Scan the entries below for the word "власти". Copy each line that has it.

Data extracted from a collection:
--- Start ---

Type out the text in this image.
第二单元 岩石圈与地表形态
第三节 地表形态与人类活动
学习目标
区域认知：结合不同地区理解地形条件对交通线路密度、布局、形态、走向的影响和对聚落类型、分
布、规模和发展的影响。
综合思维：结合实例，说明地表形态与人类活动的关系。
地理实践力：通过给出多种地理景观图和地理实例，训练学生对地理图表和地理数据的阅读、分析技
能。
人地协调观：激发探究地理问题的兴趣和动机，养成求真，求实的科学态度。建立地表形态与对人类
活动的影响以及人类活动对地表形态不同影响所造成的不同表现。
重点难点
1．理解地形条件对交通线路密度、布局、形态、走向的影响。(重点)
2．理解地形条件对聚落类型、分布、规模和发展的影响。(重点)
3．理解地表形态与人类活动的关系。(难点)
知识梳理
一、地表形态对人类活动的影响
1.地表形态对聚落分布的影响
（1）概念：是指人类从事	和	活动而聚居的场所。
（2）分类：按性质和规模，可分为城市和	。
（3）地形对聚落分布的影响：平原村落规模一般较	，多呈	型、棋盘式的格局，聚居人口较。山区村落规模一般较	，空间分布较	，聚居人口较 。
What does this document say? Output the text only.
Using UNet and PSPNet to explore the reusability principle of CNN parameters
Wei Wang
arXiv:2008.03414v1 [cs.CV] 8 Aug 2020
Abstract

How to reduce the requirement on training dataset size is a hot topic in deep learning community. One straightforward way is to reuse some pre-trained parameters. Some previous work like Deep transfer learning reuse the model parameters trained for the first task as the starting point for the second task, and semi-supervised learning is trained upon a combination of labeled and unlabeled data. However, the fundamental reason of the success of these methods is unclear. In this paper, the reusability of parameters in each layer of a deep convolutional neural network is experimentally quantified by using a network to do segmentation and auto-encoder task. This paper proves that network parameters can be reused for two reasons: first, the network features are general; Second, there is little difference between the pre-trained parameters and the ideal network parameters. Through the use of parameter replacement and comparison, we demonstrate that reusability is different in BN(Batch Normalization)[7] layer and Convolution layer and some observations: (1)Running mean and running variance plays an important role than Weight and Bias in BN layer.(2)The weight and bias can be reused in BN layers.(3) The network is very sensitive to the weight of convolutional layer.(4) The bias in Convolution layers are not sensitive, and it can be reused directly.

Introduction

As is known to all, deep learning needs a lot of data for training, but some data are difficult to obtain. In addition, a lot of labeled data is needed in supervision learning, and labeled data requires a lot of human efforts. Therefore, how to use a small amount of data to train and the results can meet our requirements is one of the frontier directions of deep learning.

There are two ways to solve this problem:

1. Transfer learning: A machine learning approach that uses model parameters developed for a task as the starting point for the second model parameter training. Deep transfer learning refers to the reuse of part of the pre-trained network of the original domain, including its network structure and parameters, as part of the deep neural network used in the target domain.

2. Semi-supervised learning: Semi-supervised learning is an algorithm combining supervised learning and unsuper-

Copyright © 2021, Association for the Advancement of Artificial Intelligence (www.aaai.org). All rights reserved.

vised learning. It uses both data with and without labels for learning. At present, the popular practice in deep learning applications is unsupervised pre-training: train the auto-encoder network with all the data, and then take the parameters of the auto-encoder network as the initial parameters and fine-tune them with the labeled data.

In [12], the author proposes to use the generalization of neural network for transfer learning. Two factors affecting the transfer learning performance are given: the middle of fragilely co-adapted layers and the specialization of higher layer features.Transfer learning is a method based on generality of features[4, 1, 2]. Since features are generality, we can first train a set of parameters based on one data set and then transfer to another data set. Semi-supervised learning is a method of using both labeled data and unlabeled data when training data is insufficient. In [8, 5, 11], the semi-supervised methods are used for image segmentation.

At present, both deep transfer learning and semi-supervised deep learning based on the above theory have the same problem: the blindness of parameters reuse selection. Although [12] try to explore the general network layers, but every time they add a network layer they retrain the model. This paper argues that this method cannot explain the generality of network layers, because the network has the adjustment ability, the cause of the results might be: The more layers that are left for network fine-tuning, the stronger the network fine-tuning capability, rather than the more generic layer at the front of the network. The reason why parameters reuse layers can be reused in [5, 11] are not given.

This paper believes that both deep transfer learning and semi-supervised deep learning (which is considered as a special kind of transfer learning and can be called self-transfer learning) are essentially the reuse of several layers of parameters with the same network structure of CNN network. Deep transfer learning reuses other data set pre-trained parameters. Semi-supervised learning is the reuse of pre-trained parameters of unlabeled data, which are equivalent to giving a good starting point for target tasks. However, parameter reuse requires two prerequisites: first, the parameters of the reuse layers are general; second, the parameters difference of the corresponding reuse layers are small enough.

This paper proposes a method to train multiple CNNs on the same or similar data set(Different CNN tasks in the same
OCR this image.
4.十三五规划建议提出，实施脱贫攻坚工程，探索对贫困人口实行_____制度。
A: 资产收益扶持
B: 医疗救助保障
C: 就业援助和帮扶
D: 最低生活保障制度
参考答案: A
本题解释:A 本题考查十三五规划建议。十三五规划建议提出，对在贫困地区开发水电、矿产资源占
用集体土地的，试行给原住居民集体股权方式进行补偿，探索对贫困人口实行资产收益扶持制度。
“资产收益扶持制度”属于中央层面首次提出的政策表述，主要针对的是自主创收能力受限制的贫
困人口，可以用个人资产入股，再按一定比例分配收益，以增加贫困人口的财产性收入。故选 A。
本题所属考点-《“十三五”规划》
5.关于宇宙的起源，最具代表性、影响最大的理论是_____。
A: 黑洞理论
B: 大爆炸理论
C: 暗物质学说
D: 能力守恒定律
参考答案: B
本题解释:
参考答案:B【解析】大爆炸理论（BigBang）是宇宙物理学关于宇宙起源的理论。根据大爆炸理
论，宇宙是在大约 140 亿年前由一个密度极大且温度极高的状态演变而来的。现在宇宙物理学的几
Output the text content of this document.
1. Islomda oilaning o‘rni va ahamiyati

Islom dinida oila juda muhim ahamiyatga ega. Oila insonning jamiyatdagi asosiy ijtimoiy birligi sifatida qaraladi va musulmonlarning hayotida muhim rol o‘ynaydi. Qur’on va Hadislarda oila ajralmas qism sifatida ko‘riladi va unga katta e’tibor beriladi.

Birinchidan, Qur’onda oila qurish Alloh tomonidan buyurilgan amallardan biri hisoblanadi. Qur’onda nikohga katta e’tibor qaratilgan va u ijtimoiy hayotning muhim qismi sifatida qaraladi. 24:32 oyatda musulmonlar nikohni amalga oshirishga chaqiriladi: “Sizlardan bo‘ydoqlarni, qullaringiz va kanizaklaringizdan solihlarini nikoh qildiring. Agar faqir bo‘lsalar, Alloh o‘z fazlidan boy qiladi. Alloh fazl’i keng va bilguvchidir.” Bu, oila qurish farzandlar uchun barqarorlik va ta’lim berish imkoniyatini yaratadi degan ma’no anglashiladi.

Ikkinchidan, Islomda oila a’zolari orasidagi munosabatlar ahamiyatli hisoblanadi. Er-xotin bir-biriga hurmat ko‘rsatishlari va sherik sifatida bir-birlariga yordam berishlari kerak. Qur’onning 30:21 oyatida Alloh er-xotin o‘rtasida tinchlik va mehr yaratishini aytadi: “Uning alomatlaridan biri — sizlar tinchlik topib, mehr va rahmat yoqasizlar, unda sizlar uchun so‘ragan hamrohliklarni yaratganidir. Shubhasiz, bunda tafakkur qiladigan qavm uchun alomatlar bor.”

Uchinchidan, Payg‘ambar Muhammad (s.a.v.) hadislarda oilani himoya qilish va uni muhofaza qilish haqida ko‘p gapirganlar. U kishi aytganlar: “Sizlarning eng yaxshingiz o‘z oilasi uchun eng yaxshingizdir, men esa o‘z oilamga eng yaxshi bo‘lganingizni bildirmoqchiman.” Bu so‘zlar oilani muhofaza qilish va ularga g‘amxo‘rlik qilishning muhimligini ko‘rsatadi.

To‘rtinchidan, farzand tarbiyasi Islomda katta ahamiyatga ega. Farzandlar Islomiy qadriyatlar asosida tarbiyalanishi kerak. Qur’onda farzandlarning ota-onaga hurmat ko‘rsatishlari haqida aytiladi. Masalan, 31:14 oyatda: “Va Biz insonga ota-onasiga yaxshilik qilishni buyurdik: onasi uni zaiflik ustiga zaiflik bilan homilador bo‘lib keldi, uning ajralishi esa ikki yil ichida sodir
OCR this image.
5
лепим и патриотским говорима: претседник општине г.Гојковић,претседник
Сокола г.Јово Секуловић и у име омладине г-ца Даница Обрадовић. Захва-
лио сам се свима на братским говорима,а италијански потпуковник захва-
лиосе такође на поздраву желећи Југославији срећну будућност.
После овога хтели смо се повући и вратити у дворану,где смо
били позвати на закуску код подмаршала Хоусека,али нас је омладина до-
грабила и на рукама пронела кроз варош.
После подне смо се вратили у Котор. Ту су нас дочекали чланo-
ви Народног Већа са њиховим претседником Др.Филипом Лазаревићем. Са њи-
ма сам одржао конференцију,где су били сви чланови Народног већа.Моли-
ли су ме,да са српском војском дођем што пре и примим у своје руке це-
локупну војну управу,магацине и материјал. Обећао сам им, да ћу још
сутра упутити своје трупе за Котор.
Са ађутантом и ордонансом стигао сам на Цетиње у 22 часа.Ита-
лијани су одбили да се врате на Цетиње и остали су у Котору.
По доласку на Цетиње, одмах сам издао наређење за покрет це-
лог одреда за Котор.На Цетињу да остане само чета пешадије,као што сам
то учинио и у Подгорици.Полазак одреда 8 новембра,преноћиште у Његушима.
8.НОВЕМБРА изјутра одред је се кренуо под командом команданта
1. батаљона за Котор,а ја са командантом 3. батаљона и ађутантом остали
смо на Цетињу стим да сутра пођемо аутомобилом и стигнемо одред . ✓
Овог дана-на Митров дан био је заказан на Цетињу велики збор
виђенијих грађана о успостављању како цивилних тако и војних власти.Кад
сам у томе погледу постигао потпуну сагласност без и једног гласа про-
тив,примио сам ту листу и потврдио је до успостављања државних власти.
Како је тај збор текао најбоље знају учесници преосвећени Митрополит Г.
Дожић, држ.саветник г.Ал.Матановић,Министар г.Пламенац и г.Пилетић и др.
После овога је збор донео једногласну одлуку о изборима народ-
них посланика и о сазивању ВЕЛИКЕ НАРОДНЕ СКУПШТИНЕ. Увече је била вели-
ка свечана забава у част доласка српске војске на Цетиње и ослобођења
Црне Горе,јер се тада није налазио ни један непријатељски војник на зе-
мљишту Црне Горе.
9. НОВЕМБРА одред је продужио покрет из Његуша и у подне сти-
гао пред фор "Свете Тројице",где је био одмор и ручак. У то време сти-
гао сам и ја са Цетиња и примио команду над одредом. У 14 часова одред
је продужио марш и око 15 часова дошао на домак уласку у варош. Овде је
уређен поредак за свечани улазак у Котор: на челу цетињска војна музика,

--- End ---

Task answer:
виђенијих грађана о успостављању како цивилних тако и војних власти.Кад
тив,примио сам ту листу и потврдио је до успостављања државних власти.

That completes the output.